- [What is expected]: Check each line of the entries below for the string "title" and state how many lines have it, with no other text.
■ ■ ■ ■ ■ ■ ■
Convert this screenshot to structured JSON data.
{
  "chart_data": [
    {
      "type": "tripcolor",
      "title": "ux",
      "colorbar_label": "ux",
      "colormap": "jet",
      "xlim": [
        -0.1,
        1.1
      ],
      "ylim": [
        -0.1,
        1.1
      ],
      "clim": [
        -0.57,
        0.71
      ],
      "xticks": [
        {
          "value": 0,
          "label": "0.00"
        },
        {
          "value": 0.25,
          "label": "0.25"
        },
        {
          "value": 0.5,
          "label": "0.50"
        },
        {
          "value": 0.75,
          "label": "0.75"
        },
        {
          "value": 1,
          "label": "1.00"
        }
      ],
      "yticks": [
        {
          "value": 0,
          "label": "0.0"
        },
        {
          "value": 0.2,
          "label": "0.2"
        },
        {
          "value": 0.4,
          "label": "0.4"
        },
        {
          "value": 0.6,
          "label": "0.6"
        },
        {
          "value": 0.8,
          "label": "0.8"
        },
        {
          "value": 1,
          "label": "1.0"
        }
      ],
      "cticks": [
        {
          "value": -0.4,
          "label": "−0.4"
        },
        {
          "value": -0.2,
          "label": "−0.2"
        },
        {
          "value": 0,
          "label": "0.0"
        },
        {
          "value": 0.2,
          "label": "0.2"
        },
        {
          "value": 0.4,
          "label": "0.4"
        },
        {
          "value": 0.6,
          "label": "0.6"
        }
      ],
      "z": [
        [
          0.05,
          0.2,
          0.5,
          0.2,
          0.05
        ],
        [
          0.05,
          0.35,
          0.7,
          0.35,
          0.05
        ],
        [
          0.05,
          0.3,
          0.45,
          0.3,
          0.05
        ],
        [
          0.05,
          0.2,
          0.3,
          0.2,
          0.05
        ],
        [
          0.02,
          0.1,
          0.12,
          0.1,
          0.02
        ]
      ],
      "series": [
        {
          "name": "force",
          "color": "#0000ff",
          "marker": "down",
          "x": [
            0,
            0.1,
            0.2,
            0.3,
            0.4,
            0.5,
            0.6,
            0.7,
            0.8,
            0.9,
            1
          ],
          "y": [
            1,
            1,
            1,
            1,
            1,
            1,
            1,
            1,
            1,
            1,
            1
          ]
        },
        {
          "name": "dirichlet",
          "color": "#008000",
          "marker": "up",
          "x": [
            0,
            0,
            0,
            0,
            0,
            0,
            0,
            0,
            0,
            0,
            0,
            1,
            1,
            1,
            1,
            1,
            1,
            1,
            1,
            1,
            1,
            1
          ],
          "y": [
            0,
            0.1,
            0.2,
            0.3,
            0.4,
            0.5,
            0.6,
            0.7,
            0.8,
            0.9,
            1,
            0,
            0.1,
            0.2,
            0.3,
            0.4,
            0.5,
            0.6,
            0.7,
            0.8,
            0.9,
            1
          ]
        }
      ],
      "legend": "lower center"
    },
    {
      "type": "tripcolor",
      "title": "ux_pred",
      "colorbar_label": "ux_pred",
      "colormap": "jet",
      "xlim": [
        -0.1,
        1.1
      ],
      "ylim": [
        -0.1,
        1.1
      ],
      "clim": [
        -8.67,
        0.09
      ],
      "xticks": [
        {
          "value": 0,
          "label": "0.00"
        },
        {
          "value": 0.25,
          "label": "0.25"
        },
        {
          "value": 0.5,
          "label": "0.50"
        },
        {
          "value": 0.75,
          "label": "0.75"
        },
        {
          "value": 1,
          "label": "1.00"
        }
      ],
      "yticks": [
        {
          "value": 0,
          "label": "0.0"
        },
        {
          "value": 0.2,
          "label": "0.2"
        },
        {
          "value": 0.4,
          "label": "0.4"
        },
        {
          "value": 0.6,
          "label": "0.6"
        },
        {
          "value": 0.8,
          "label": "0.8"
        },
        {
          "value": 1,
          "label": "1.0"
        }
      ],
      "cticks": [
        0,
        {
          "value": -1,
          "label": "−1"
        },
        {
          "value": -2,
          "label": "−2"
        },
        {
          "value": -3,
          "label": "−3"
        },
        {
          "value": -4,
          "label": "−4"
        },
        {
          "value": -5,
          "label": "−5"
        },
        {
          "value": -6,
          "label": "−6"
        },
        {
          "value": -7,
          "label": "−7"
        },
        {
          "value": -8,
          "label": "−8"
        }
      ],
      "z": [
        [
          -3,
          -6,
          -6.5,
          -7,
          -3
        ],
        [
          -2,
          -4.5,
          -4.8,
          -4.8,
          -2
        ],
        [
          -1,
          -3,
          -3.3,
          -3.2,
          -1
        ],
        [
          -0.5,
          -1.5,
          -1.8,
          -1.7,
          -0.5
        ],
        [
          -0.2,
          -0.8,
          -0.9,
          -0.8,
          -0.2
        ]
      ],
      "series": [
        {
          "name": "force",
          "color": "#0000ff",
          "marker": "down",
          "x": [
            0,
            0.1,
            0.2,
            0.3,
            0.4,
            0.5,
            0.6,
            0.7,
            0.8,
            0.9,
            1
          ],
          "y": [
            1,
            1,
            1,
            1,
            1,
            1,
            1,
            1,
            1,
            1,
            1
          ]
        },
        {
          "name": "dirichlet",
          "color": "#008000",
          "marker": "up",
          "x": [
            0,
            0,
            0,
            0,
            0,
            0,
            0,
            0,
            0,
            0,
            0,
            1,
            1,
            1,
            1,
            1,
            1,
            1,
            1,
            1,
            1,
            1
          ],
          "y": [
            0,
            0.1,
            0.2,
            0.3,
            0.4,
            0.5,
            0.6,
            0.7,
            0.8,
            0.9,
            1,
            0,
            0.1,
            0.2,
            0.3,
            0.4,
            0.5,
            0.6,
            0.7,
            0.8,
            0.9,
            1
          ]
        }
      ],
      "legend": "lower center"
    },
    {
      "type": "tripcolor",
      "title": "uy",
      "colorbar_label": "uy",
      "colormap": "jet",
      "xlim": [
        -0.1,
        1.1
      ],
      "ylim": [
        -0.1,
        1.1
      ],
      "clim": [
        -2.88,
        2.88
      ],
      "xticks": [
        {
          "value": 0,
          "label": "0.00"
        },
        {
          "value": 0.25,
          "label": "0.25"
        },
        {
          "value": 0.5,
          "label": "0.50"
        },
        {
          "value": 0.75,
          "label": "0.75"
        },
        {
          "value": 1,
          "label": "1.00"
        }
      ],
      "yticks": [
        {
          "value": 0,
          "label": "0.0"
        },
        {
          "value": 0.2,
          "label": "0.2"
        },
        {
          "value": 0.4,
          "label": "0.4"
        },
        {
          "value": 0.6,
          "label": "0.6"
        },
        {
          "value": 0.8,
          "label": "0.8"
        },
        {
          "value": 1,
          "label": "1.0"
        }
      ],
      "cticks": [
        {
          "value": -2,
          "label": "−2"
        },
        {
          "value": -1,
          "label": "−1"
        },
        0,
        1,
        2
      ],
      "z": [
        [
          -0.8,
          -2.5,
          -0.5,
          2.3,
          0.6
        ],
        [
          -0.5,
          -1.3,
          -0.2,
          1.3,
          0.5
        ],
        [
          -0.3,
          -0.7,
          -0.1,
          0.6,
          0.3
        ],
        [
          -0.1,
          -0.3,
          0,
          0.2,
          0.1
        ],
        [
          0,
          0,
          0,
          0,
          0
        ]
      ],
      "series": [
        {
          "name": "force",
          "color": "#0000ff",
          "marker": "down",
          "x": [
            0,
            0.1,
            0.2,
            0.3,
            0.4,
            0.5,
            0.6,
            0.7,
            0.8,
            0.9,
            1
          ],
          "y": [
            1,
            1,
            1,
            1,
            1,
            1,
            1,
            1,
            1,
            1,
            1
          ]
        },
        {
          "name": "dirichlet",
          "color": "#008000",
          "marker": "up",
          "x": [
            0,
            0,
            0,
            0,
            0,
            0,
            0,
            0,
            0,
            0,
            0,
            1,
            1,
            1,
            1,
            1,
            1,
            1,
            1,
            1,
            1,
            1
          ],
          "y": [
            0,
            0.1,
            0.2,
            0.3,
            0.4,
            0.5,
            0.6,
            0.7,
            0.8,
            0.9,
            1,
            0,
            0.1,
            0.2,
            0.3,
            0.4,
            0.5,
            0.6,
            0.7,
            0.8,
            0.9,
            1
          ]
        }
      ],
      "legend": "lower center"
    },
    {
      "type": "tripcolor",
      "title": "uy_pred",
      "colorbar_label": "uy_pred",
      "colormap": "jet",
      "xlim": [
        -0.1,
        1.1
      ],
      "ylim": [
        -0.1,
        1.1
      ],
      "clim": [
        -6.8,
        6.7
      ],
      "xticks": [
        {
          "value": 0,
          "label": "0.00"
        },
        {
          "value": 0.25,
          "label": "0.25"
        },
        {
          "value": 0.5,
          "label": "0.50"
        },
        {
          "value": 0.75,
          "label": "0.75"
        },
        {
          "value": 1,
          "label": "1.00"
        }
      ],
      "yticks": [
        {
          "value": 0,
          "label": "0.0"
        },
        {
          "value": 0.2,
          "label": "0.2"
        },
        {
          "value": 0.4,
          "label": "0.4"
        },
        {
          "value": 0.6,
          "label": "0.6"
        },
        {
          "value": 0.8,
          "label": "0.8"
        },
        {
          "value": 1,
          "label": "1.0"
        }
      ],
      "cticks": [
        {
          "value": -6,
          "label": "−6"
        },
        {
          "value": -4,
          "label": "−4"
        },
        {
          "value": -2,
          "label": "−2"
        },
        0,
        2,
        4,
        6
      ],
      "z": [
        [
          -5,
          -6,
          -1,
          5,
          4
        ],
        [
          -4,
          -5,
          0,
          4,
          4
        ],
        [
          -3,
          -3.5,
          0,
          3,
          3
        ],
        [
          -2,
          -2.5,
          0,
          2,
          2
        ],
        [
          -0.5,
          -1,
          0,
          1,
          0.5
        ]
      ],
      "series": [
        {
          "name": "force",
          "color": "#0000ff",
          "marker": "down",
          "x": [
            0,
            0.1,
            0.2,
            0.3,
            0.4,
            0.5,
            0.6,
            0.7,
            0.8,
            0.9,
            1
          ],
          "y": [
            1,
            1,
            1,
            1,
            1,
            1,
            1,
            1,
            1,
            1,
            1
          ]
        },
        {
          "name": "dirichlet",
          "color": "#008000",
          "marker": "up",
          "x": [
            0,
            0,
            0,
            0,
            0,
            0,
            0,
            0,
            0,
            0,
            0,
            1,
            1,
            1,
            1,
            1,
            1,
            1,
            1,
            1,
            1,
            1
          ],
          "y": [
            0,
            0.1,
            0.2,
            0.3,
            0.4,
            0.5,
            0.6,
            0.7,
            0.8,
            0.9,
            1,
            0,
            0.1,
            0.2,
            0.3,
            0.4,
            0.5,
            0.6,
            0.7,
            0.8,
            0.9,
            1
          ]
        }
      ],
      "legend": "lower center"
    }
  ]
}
■ ■ ■ ■ ■ ■ ■
- [Output for this task]: 4